### TO BE DONE
Repeat the full listing, word for word.

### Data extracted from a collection
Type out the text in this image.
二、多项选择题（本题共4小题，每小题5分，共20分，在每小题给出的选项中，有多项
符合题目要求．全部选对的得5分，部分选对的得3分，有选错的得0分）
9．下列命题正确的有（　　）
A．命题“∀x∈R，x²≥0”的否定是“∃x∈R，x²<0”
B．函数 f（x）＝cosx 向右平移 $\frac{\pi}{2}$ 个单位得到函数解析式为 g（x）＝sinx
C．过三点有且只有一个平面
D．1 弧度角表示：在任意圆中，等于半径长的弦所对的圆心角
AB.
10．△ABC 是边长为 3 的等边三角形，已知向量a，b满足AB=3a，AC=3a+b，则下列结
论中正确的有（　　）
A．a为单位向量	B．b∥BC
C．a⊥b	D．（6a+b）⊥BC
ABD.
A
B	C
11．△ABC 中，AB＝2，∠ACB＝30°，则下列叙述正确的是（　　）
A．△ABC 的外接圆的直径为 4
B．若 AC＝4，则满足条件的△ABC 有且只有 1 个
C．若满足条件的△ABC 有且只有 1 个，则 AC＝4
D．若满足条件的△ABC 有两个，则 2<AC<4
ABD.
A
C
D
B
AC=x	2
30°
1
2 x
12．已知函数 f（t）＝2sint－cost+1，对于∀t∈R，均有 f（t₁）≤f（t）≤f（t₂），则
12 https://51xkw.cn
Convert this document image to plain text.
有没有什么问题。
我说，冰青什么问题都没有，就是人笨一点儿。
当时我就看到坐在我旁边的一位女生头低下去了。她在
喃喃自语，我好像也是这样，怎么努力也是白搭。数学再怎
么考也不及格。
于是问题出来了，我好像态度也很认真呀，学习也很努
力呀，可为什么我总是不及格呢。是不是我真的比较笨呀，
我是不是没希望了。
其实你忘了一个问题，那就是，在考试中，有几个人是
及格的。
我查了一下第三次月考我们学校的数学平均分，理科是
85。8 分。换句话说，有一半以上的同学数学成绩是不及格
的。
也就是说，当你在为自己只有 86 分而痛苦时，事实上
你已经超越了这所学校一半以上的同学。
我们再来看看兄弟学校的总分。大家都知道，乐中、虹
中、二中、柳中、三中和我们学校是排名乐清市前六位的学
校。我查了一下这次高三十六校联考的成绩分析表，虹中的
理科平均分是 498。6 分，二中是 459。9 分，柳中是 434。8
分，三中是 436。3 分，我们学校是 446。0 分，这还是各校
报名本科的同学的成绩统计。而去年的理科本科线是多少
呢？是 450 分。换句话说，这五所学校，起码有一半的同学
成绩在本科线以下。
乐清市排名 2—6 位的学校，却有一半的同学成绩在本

### RESULT FOR THIS TASK
Type out the text in this image.
二、多项选择题（本题共4小题，每小题5分，共20分，在每小题给出的选项中，有多项
符合题目要求．全部选对的得5分，部分选对的得3分，有选错的得0分）
9．下列命题正确的有（　　）
A．命题“∀x∈R，x²≥0”的否定是“∃x∈R，x²<0”
B．函数 f（x）＝cosx 向右平移 $\frac{\pi}{2}$ 个单位得到函数解析式为 g（x）＝sinx
C．过三点有且只有一个平面
D．1 弧度角表示：在任意圆中，等于半径长的弦所对的圆心角
AB.
10．△ABC 是边长为 3 的等边三角形，已知向量a，b满足AB=3a，AC=3a+b，则下列结
论中正确的有（　　）
A．a为单位向量	B．b∥BC
C．a⊥b	D．（6a+b）⊥BC
ABD.
A
B	C
11．△ABC 中，AB＝2，∠ACB＝30°，则下列叙述正确的是（　　）
A．△ABC 的外接圆的直径为 4
B．若 AC＝4，则满足条件的△ABC 有且只有 1 个
C．若满足条件的△ABC 有且只有 1 个，则 AC＝4
D．若满足条件的△ABC 有两个，则 2<AC<4
ABD.
A
C
D
B
AC=x	2
30°
1
2 x
12．已知函数 f（t）＝2sint－cost+1，对于∀t∈R，均有 f（t₁）≤f（t）≤f（t₂），则
12 https://51xkw.cn
Convert this document image to plain text.
有没有什么问题。
我说，冰青什么问题都没有，就是人笨一点儿。
当时我就看到坐在我旁边的一位女生头低下去了。她在
喃喃自语，我好像也是这样，怎么努力也是白搭。数学再怎
么考也不及格。
于是问题出来了，我好像态度也很认真呀，学习也很努
力呀，可为什么我总是不及格呢。是不是我真的比较笨呀，
我是不是没希望了。
其实你忘了一个问题，那就是，在考试中，有几个人是
及格的。
我查了一下第三次月考我们学校的数学平均分，理科是
85。8 分。换句话说，有一半以上的同学数学成绩是不及格
的。
也就是说，当你在为自己只有 86 分而痛苦时，事实上
你已经超越了这所学校一半以上的同学。
我们再来看看兄弟学校的总分。大家都知道，乐中、虹
中、二中、柳中、三中和我们学校是排名乐清市前六位的学
校。我查了一下这次高三十六校联考的成绩分析表，虹中的
理科平均分是 498。6 分，二中是 459。9 分，柳中是 434。8
分，三中是 436。3 分，我们学校是 446。0 分，这还是各校
报名本科的同学的成绩统计。而去年的理科本科线是多少
呢？是 450 分。换句话说，这五所学校，起码有一半的同学
成绩在本科线以下。
乐清市排名 2—6 位的学校，却有一半的同学成绩在本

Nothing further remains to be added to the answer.